=== What is needed ===
Check every line below for the word "color" and copy each one that has it.

=== Given entries ===

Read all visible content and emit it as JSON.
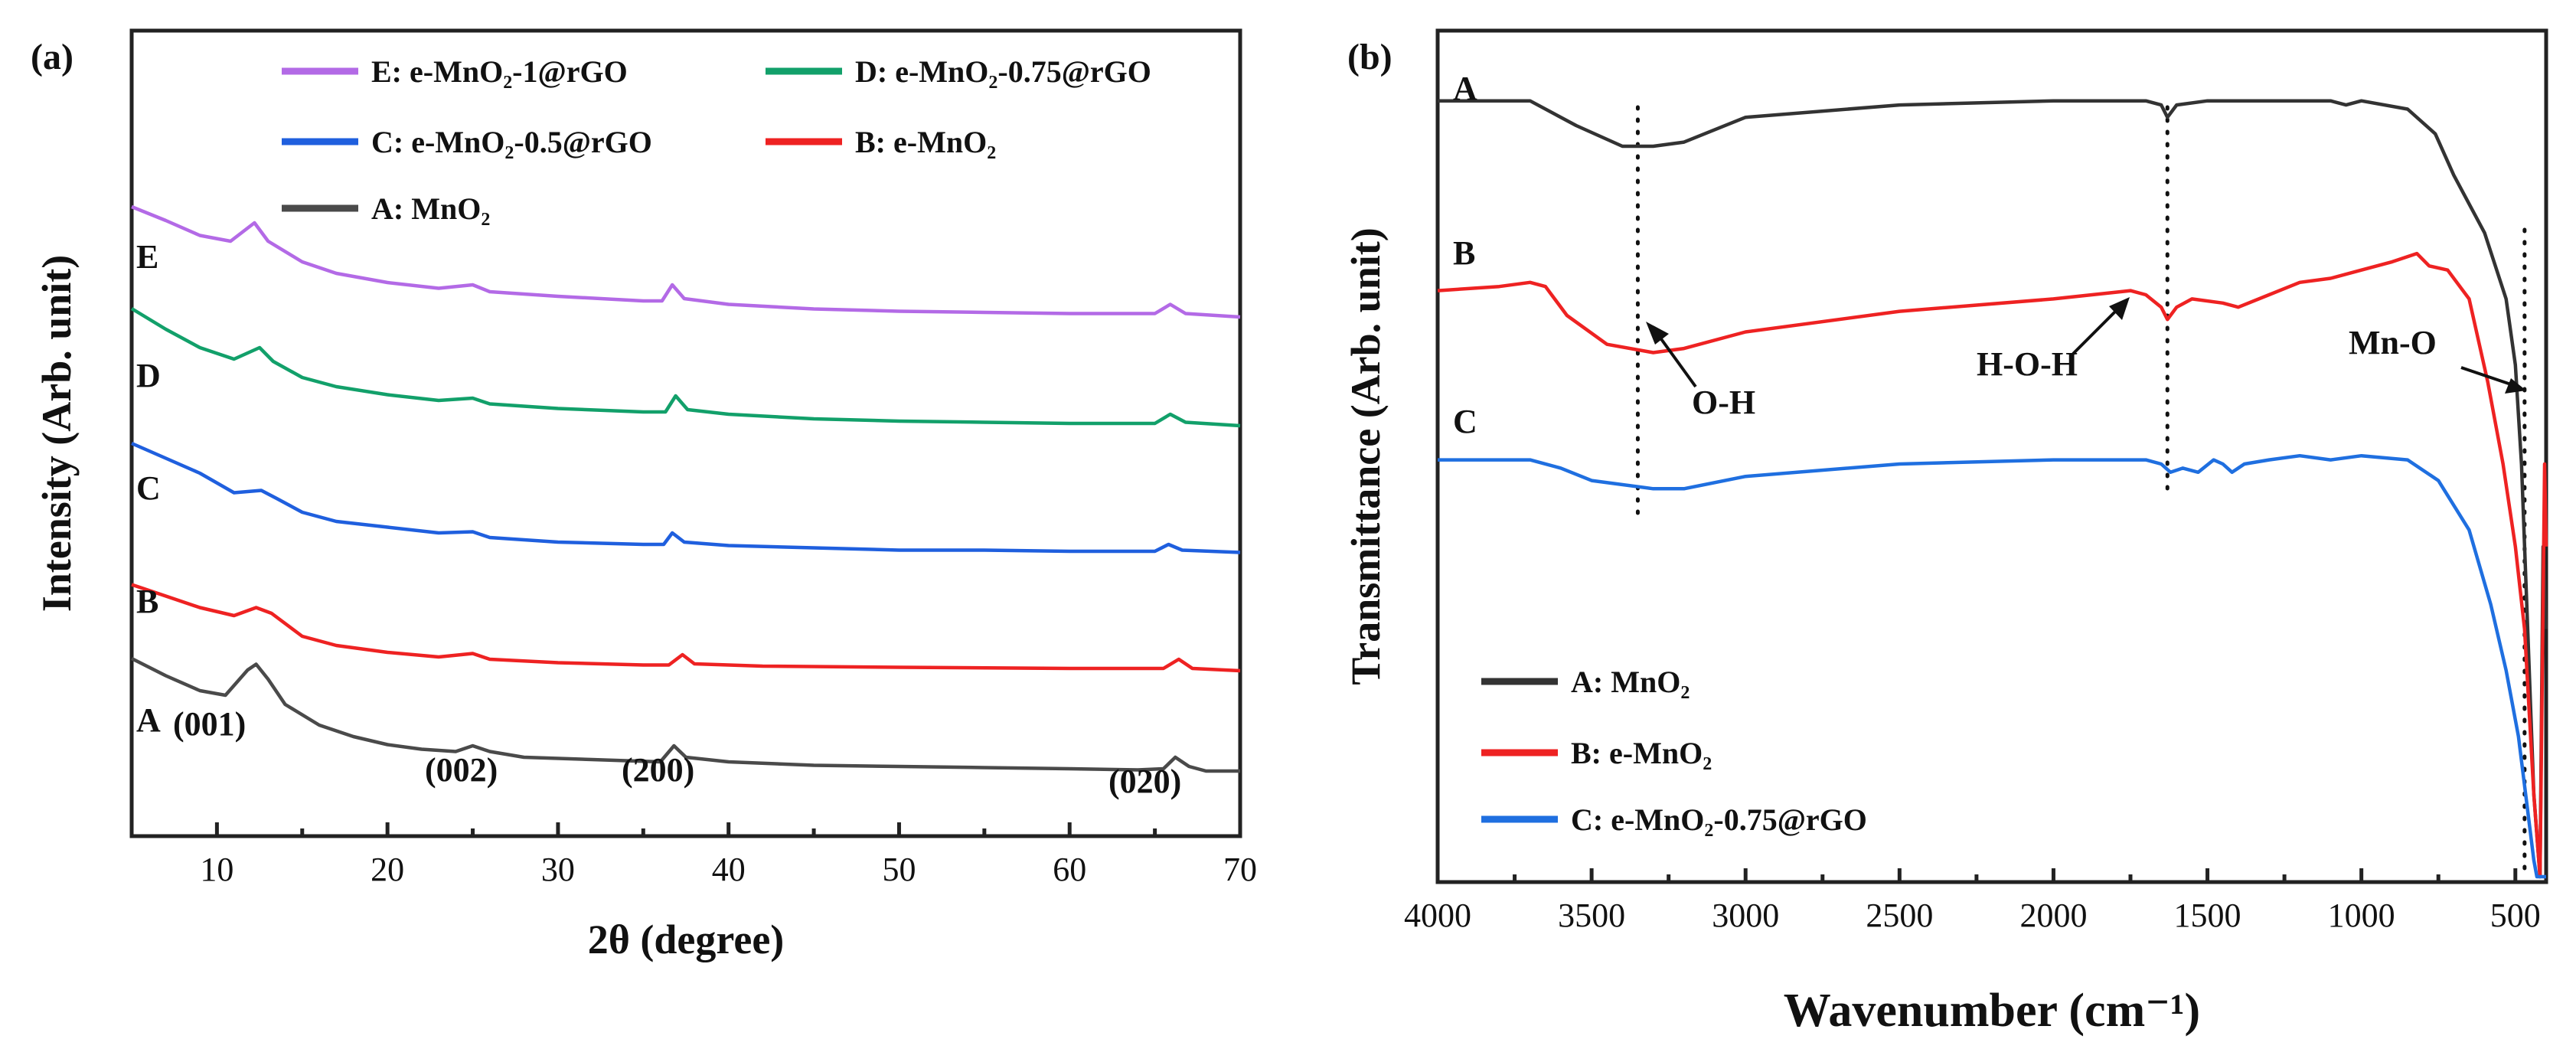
{
  "chart_data": [
    {
      "type": "line",
      "panel": "(a)",
      "xlabel": "2θ (degree)",
      "ylabel": "Intensity (Arb. unit)",
      "xlim": [
        5,
        70
      ],
      "xticks": [
        10,
        20,
        30,
        40,
        50,
        60,
        70
      ],
      "yticks": "none (arbitrary units)",
      "legend_location": "top",
      "legend": [
        "E: e-MnO₂-1@rGO",
        "D: e-MnO₂-0.75@rGO",
        "C: e-MnO₂-0.5@rGO",
        "B: e-MnO₂",
        "A: MnO₂"
      ],
      "peak_labels": [
        {
          "text": "(001)",
          "x": 12.3
        },
        {
          "text": "(002)",
          "x": 25
        },
        {
          "text": "(200)",
          "x": 37
        },
        {
          "text": "(020)",
          "x": 66
        }
      ],
      "series": [
        {
          "name": "A",
          "label": "A: MnO₂",
          "color": "#4a4a4a",
          "offset": 0,
          "points": [
            [
              5,
              1.0
            ],
            [
              7,
              0.85
            ],
            [
              9,
              0.72
            ],
            [
              10.5,
              0.68
            ],
            [
              11.8,
              0.9
            ],
            [
              12.3,
              0.95
            ],
            [
              13,
              0.82
            ],
            [
              14,
              0.6
            ],
            [
              16,
              0.42
            ],
            [
              18,
              0.32
            ],
            [
              20,
              0.25
            ],
            [
              22,
              0.21
            ],
            [
              24,
              0.19
            ],
            [
              25,
              0.24
            ],
            [
              26,
              0.19
            ],
            [
              28,
              0.14
            ],
            [
              32,
              0.12
            ],
            [
              36,
              0.1
            ],
            [
              36.8,
              0.24
            ],
            [
              37.5,
              0.14
            ],
            [
              40,
              0.1
            ],
            [
              45,
              0.07
            ],
            [
              50,
              0.06
            ],
            [
              55,
              0.05
            ],
            [
              60,
              0.04
            ],
            [
              64,
              0.03
            ],
            [
              65.5,
              0.04
            ],
            [
              66.2,
              0.14
            ],
            [
              67,
              0.06
            ],
            [
              68,
              0.02
            ],
            [
              70,
              0.02
            ]
          ]
        },
        {
          "name": "B",
          "label": "B: e-MnO₂",
          "color": "#ee2222",
          "offset": 1,
          "points": [
            [
              5,
              0.75
            ],
            [
              7,
              0.65
            ],
            [
              9,
              0.55
            ],
            [
              11,
              0.48
            ],
            [
              12.3,
              0.55
            ],
            [
              13.2,
              0.5
            ],
            [
              15,
              0.3
            ],
            [
              17,
              0.22
            ],
            [
              20,
              0.16
            ],
            [
              23,
              0.12
            ],
            [
              25,
              0.15
            ],
            [
              26,
              0.1
            ],
            [
              30,
              0.07
            ],
            [
              35,
              0.05
            ],
            [
              36.5,
              0.05
            ],
            [
              37.3,
              0.14
            ],
            [
              38,
              0.06
            ],
            [
              42,
              0.04
            ],
            [
              50,
              0.03
            ],
            [
              60,
              0.02
            ],
            [
              65.5,
              0.02
            ],
            [
              66.4,
              0.1
            ],
            [
              67.2,
              0.02
            ],
            [
              70,
              0.0
            ]
          ]
        },
        {
          "name": "C",
          "label": "C: e-MnO₂-0.5@rGO",
          "color": "#1f5fde",
          "offset": 2,
          "points": [
            [
              5,
              0.98
            ],
            [
              7,
              0.85
            ],
            [
              9,
              0.72
            ],
            [
              11,
              0.55
            ],
            [
              12.6,
              0.57
            ],
            [
              13.5,
              0.5
            ],
            [
              15,
              0.38
            ],
            [
              17,
              0.3
            ],
            [
              20,
              0.25
            ],
            [
              23,
              0.2
            ],
            [
              25,
              0.21
            ],
            [
              26,
              0.16
            ],
            [
              30,
              0.12
            ],
            [
              35,
              0.1
            ],
            [
              36.2,
              0.1
            ],
            [
              36.7,
              0.2
            ],
            [
              37.4,
              0.12
            ],
            [
              40,
              0.09
            ],
            [
              45,
              0.07
            ],
            [
              50,
              0.05
            ],
            [
              55,
              0.05
            ],
            [
              60,
              0.04
            ],
            [
              65,
              0.04
            ],
            [
              65.8,
              0.1
            ],
            [
              66.6,
              0.05
            ],
            [
              70,
              0.03
            ]
          ]
        },
        {
          "name": "D",
          "label": "D: e-MnO₂-0.75@rGO",
          "color": "#12a06a",
          "offset": 3,
          "points": [
            [
              5,
              1.08
            ],
            [
              7,
              0.9
            ],
            [
              9,
              0.74
            ],
            [
              11,
              0.64
            ],
            [
              12.5,
              0.74
            ],
            [
              13.3,
              0.62
            ],
            [
              15,
              0.48
            ],
            [
              17,
              0.4
            ],
            [
              20,
              0.33
            ],
            [
              23,
              0.28
            ],
            [
              25,
              0.3
            ],
            [
              26,
              0.25
            ],
            [
              30,
              0.21
            ],
            [
              35,
              0.18
            ],
            [
              36.3,
              0.18
            ],
            [
              36.9,
              0.32
            ],
            [
              37.6,
              0.2
            ],
            [
              40,
              0.16
            ],
            [
              45,
              0.12
            ],
            [
              50,
              0.1
            ],
            [
              55,
              0.09
            ],
            [
              60,
              0.08
            ],
            [
              65,
              0.08
            ],
            [
              65.9,
              0.16
            ],
            [
              66.8,
              0.09
            ],
            [
              70,
              0.06
            ]
          ]
        },
        {
          "name": "E",
          "label": "E: e-MnO₂-1@rGO",
          "color": "#b36ae6",
          "offset": 4,
          "points": [
            [
              5,
              1.0
            ],
            [
              7,
              0.88
            ],
            [
              9,
              0.75
            ],
            [
              10.8,
              0.7
            ],
            [
              12.2,
              0.86
            ],
            [
              13,
              0.7
            ],
            [
              15,
              0.52
            ],
            [
              17,
              0.42
            ],
            [
              20,
              0.34
            ],
            [
              23,
              0.29
            ],
            [
              25,
              0.32
            ],
            [
              26,
              0.26
            ],
            [
              30,
              0.22
            ],
            [
              35,
              0.18
            ],
            [
              36.1,
              0.18
            ],
            [
              36.7,
              0.32
            ],
            [
              37.4,
              0.2
            ],
            [
              40,
              0.15
            ],
            [
              45,
              0.11
            ],
            [
              50,
              0.09
            ],
            [
              55,
              0.08
            ],
            [
              60,
              0.07
            ],
            [
              65,
              0.07
            ],
            [
              65.9,
              0.15
            ],
            [
              66.8,
              0.07
            ],
            [
              70,
              0.04
            ]
          ]
        }
      ]
    },
    {
      "type": "line",
      "panel": "(b)",
      "xlabel": "Wavenumber (cm⁻¹)",
      "ylabel": "Transmittance (Arb. unit)",
      "xlim": [
        4000,
        400
      ],
      "xticks": [
        4000,
        3500,
        3000,
        2500,
        2000,
        1500,
        1000,
        500
      ],
      "yticks": "none (arbitrary units)",
      "legend_location": "bottom-left",
      "legend": [
        "A: MnO₂",
        "B: e-MnO₂",
        "C: e-MnO₂-0.75@rGO"
      ],
      "annotations": [
        {
          "text": "O-H",
          "x": 3350
        },
        {
          "text": "H-O-H",
          "x": 1630
        },
        {
          "text": "Mn-O",
          "x": 470
        }
      ],
      "guide_lines_x": [
        3350,
        1630,
        470
      ],
      "series": [
        {
          "name": "A",
          "label": "A: MnO₂",
          "color": "#333333",
          "points": [
            [
              4000,
              0.94
            ],
            [
              3700,
              0.94
            ],
            [
              3550,
              0.91
            ],
            [
              3400,
              0.885
            ],
            [
              3300,
              0.885
            ],
            [
              3200,
              0.89
            ],
            [
              3000,
              0.92
            ],
            [
              2500,
              0.935
            ],
            [
              2000,
              0.94
            ],
            [
              1700,
              0.94
            ],
            [
              1650,
              0.935
            ],
            [
              1630,
              0.92
            ],
            [
              1600,
              0.935
            ],
            [
              1500,
              0.94
            ],
            [
              1200,
              0.94
            ],
            [
              1100,
              0.94
            ],
            [
              1050,
              0.935
            ],
            [
              1000,
              0.94
            ],
            [
              850,
              0.93
            ],
            [
              760,
              0.9
            ],
            [
              700,
              0.85
            ],
            [
              600,
              0.78
            ],
            [
              530,
              0.7
            ],
            [
              500,
              0.62
            ],
            [
              480,
              0.5
            ],
            [
              460,
              0.3
            ],
            [
              440,
              0.1
            ],
            [
              420,
              0.0
            ],
            [
              410,
              0.4
            ],
            [
              400,
              0.3
            ]
          ]
        },
        {
          "name": "B",
          "label": "B: e-MnO₂",
          "color": "#ee2222",
          "points": [
            [
              4000,
              0.71
            ],
            [
              3800,
              0.715
            ],
            [
              3700,
              0.72
            ],
            [
              3650,
              0.715
            ],
            [
              3580,
              0.68
            ],
            [
              3450,
              0.645
            ],
            [
              3300,
              0.635
            ],
            [
              3200,
              0.64
            ],
            [
              3000,
              0.66
            ],
            [
              2500,
              0.685
            ],
            [
              2000,
              0.7
            ],
            [
              1750,
              0.71
            ],
            [
              1700,
              0.705
            ],
            [
              1650,
              0.69
            ],
            [
              1630,
              0.675
            ],
            [
              1600,
              0.69
            ],
            [
              1550,
              0.7
            ],
            [
              1450,
              0.695
            ],
            [
              1400,
              0.69
            ],
            [
              1300,
              0.705
            ],
            [
              1200,
              0.72
            ],
            [
              1100,
              0.725
            ],
            [
              1000,
              0.735
            ],
            [
              900,
              0.745
            ],
            [
              820,
              0.755
            ],
            [
              780,
              0.74
            ],
            [
              720,
              0.735
            ],
            [
              650,
              0.7
            ],
            [
              590,
              0.6
            ],
            [
              540,
              0.5
            ],
            [
              500,
              0.4
            ],
            [
              470,
              0.3
            ],
            [
              440,
              0.1
            ],
            [
              420,
              0.0
            ],
            [
              405,
              0.5
            ],
            [
              400,
              0.4
            ]
          ]
        },
        {
          "name": "C",
          "label": "C: e-MnO₂-0.75@rGO",
          "color": "#1f6fe0",
          "points": [
            [
              4000,
              0.505
            ],
            [
              3700,
              0.505
            ],
            [
              3600,
              0.495
            ],
            [
              3500,
              0.48
            ],
            [
              3300,
              0.47
            ],
            [
              3200,
              0.47
            ],
            [
              3000,
              0.485
            ],
            [
              2500,
              0.5
            ],
            [
              2000,
              0.505
            ],
            [
              1700,
              0.505
            ],
            [
              1650,
              0.5
            ],
            [
              1620,
              0.49
            ],
            [
              1580,
              0.495
            ],
            [
              1530,
              0.49
            ],
            [
              1480,
              0.505
            ],
            [
              1450,
              0.5
            ],
            [
              1420,
              0.49
            ],
            [
              1380,
              0.5
            ],
            [
              1300,
              0.505
            ],
            [
              1200,
              0.51
            ],
            [
              1100,
              0.505
            ],
            [
              1000,
              0.51
            ],
            [
              850,
              0.505
            ],
            [
              750,
              0.48
            ],
            [
              650,
              0.42
            ],
            [
              580,
              0.33
            ],
            [
              530,
              0.25
            ],
            [
              490,
              0.17
            ],
            [
              460,
              0.08
            ],
            [
              440,
              0.02
            ],
            [
              430,
              0.0
            ],
            [
              400,
              0.0
            ]
          ]
        }
      ]
    }
  ]
}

=== Result ===
          "color": "#4a4a4a",
          "color": "#ee2222",
          "color": "#1f5fde",
          "color": "#12a06a",
          "color": "#b36ae6",
          "color": "#333333",
          "color": "#ee2222",
          "color": "#1f6fe0",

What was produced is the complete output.